# Data shown start
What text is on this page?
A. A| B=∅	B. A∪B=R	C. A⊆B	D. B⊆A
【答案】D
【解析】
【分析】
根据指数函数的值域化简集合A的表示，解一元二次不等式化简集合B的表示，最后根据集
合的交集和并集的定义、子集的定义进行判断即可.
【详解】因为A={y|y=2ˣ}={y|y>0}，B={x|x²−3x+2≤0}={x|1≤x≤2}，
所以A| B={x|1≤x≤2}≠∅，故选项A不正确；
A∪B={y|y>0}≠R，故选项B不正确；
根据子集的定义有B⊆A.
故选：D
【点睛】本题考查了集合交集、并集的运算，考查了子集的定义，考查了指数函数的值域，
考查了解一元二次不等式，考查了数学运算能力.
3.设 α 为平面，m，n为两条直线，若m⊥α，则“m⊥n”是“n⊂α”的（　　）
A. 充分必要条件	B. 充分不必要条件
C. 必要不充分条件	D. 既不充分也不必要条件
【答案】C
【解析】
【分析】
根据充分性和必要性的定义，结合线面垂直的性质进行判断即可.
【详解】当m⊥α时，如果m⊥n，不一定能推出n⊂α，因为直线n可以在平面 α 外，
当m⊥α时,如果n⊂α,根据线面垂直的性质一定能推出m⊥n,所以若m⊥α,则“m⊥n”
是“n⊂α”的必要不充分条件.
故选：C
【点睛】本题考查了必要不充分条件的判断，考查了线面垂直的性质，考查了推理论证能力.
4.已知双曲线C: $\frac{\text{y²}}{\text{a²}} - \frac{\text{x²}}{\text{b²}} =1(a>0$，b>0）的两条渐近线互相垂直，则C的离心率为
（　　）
# Data shown end
_What you need to do:_ Pick out and copy every line that contains the word "text".

_Full output:_
What text is on this page?
4.已知双曲线C: $\frac{\text{y²}}{\text{a²}} - \frac{\text{x²}}{\text{b²}} =1(a>0$，b>0）的两条渐近线互相垂直，则C的离心率为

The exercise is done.